[Records from a data source]
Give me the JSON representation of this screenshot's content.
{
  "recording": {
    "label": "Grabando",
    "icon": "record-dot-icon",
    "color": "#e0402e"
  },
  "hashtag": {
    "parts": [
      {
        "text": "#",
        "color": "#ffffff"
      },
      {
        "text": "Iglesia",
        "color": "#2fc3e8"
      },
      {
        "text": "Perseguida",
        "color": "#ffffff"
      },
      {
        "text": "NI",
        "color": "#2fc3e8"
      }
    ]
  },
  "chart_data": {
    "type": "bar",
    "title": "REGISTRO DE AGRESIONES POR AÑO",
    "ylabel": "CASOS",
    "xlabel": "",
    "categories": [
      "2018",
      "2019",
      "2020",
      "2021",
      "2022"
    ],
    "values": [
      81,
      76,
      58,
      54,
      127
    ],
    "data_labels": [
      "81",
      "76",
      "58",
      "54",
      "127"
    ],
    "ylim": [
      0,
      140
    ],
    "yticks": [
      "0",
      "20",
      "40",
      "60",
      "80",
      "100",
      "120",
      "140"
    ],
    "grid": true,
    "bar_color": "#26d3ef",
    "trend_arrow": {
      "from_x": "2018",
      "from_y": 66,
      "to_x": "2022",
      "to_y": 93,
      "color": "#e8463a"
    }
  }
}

— Set task —
Go through the listing above and work out how many lines contain the string "text". Reply with the number alone.

— Correct output —
4